**Requirement:**
Rewrite the data below, replacing every instance of "Patent image size" with "Drawing size" and leaving everything else unchanged.

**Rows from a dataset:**
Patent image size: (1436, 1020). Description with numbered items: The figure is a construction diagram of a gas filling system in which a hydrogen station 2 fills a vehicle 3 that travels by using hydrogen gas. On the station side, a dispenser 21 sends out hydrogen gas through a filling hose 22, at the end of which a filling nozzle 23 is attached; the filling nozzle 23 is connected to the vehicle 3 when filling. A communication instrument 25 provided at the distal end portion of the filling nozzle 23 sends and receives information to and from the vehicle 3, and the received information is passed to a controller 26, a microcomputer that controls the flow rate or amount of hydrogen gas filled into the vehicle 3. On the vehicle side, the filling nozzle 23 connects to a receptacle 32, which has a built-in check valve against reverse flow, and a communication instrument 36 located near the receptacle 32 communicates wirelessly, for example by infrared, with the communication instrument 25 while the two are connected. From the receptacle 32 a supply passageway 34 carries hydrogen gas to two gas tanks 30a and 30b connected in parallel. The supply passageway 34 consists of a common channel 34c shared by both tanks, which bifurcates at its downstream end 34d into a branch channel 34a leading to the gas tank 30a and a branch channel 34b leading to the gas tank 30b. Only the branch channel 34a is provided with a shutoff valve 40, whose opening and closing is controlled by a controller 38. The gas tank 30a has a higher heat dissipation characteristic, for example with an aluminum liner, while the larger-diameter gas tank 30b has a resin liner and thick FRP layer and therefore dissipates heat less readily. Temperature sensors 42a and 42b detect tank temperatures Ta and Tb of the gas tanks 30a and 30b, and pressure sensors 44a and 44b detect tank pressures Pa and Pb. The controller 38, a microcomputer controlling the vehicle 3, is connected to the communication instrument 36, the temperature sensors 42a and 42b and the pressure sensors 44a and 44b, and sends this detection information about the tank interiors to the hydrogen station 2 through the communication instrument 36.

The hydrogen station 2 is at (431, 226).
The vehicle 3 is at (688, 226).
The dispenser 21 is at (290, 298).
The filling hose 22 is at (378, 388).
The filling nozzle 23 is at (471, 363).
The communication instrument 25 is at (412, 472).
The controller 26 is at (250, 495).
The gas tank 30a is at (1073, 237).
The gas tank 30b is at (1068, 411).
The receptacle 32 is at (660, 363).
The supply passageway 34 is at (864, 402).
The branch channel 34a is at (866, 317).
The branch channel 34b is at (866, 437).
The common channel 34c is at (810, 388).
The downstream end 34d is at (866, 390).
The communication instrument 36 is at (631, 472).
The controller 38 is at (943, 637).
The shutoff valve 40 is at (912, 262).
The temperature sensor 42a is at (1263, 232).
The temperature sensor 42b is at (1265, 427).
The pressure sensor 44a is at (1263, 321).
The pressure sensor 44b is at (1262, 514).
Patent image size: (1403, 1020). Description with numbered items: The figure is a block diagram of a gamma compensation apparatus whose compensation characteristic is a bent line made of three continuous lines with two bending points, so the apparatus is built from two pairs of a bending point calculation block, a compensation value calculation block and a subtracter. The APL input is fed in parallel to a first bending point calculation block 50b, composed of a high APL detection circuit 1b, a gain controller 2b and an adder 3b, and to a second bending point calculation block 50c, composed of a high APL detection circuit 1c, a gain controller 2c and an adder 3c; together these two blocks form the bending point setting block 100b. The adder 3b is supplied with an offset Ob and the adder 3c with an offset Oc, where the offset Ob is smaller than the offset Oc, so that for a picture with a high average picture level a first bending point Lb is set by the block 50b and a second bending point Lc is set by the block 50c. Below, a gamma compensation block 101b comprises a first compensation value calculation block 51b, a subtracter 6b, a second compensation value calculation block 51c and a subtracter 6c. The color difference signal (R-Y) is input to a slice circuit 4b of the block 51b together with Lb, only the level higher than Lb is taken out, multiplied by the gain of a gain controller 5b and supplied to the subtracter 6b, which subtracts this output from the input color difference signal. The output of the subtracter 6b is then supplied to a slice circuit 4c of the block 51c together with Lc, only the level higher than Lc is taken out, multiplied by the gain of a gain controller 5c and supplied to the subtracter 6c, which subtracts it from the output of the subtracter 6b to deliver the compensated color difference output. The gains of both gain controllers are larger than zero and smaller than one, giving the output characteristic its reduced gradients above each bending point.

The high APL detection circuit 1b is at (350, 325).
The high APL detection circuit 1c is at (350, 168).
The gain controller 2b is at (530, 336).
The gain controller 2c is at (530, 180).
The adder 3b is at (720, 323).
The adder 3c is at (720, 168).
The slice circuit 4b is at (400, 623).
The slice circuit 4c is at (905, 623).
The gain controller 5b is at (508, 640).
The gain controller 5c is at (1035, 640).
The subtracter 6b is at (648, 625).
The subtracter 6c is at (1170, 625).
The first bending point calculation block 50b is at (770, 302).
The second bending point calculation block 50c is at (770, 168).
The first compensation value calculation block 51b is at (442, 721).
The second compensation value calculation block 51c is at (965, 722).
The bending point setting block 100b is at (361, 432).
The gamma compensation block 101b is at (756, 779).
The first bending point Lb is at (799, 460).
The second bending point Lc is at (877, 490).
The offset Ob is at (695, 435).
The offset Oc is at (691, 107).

**Completed exercise:**
Drawing size: (1436, 1020). Description with numbered items: The figure is a construction diagram of a gas filling system in which a hydrogen station 2 fills a vehicle 3 that travels by using hydrogen gas. On the station side, a dispenser 21 sends out hydrogen gas through a filling hose 22, at the end of which a filling nozzle 23 is attached; the filling nozzle 23 is connected to the vehicle 3 when filling. A communication instrument 25 provided at the distal end portion of the filling nozzle 23 sends and receives information to and from the vehicle 3, and the received information is passed to a controller 26, a microcomputer that controls the flow rate or amount of hydrogen gas filled into the vehicle 3. On the vehicle side, the filling nozzle 23 connects to a receptacle 32, which has a built-in check valve against reverse flow, and a communication instrument 36 located near the receptacle 32 communicates wirelessly, for example by infrared, with the communication instrument 25 while the two are connected. From the receptacle 32 a supply passageway 34 carries hydrogen gas to two gas tanks 30a and 30b connected in parallel. The supply passageway 34 consists of a common channel 34c shared by both tanks, which bifurcates at its downstream end 34d into a branch channel 34a leading to the gas tank 30a and a branch channel 34b leading to the gas tank 30b. Only the branch channel 34a is provided with a shutoff valve 40, whose opening and closing is controlled by a controller 38. The gas tank 30a has a higher heat dissipation characteristic, for example with an aluminum liner, while the larger-diameter gas tank 30b has a resin liner and thick FRP layer and therefore dissipates heat less readily. Temperature sensors 42a and 42b detect tank temperatures Ta and Tb of the gas tanks 30a and 30b, and pressure sensors 44a and 44b detect tank pressures Pa and Pb. The controller 38, a microcomputer controlling the vehicle 3, is connected to the communication instrument 36, the temperature sensors 42a and 42b and the pressure sensors 44a and 44b, and sends this detection information about the tank interiors to the hydrogen station 2 through the communication instrument 36.

The hydrogen station 2 is at (431, 226).
The vehicle 3 is at (688, 226).
The dispenser 21 is at (290, 298).
The filling hose 22 is at (378, 388).
The filling nozzle 23 is at (471, 363).
The communication instrument 25 is at (412, 472).
The controller 26 is at (250, 495).
The gas tank 30a is at (1073, 237).
The gas tank 30b is at (1068, 411).
The receptacle 32 is at (660, 363).
The supply passageway 34 is at (864, 402).
The branch channel 34a is at (866, 317).
The branch channel 34b is at (866, 437).
The common channel 34c is at (810, 388).
The downstream end 34d is at (866, 390).
The communication instrument 36 is at (631, 472).
The controller 38 is at (943, 637).
The shutoff valve 40 is at (912, 262).
The temperature sensor 42a is at (1263, 232).
The temperature sensor 42b is at (1265, 427).
The pressure sensor 44a is at (1263, 321).
The pressure sensor 44b is at (1262, 514).
Drawing size: (1403, 1020). Description with numbered items: The figure is a block diagram of a gamma compensation apparatus whose compensation characteristic is a bent line made of three continuous lines with two bending points, so the apparatus is built from two pairs of a bending point calculation block, a compensation value calculation block and a subtracter. The APL input is fed in parallel to a first bending point calculation block 50b, composed of a high APL detection circuit 1b, a gain controller 2b and an adder 3b, and to a second bending point calculation block 50c, composed of a high APL detection circuit 1c, a gain controller 2c and an adder 3c; together these two blocks form the bending point setting block 100b. The adder 3b is supplied with an offset Ob and the adder 3c with an offset Oc, where the offset Ob is smaller than the offset Oc, so that for a picture with a high average picture level a first bending point Lb is set by the block 50b and a second bending point Lc is set by the block 50c. Below, a gamma compensation block 101b comprises a first compensation value calculation block 51b, a subtracter 6b, a second compensation value calculation block 51c and a subtracter 6c. The color difference signal (R-Y) is input to a slice circuit 4b of the block 51b together with Lb, only the level higher than Lb is taken out, multiplied by the gain of a gain controller 5b and supplied to the subtracter 6b, which subtracts this output from the input color difference signal. The output of the subtracter 6b is then supplied to a slice circuit 4c of the block 51c together with Lc, only the level higher than Lc is taken out, multiplied by the gain of a gain controller 5c and supplied to the subtracter 6c, which subtracts it from the output of the subtracter 6b to deliver the compensated color difference output. The gains of both gain controllers are larger than zero and smaller than one, giving the output characteristic its reduced gradients above each bending point.

The high APL detection circuit 1b is at (350, 325).
The high APL detection circuit 1c is at (350, 168).
The gain controller 2b is at (530, 336).
The gain controller 2c is at (530, 180).
The adder 3b is at (720, 323).
The adder 3c is at (720, 168).
The slice circuit 4b is at (400, 623).
The slice circuit 4c is at (905, 623).
The gain controller 5b is at (508, 640).
The gain controller 5c is at (1035, 640).
The subtracter 6b is at (648, 625).
The subtracter 6c is at (1170, 625).
The first bending point calculation block 50b is at (770, 302).
The second bending point calculation block 50c is at (770, 168).
The first compensation value calculation block 51b is at (442, 721).
The second compensation value calculation block 51c is at (965, 722).
The bending point setting block 100b is at (361, 432).
The gamma compensation block 101b is at (756, 779).
The first bending point Lb is at (799, 460).
The second bending point Lc is at (877, 490).
The offset Ob is at (695, 435).
The offset Oc is at (691, 107).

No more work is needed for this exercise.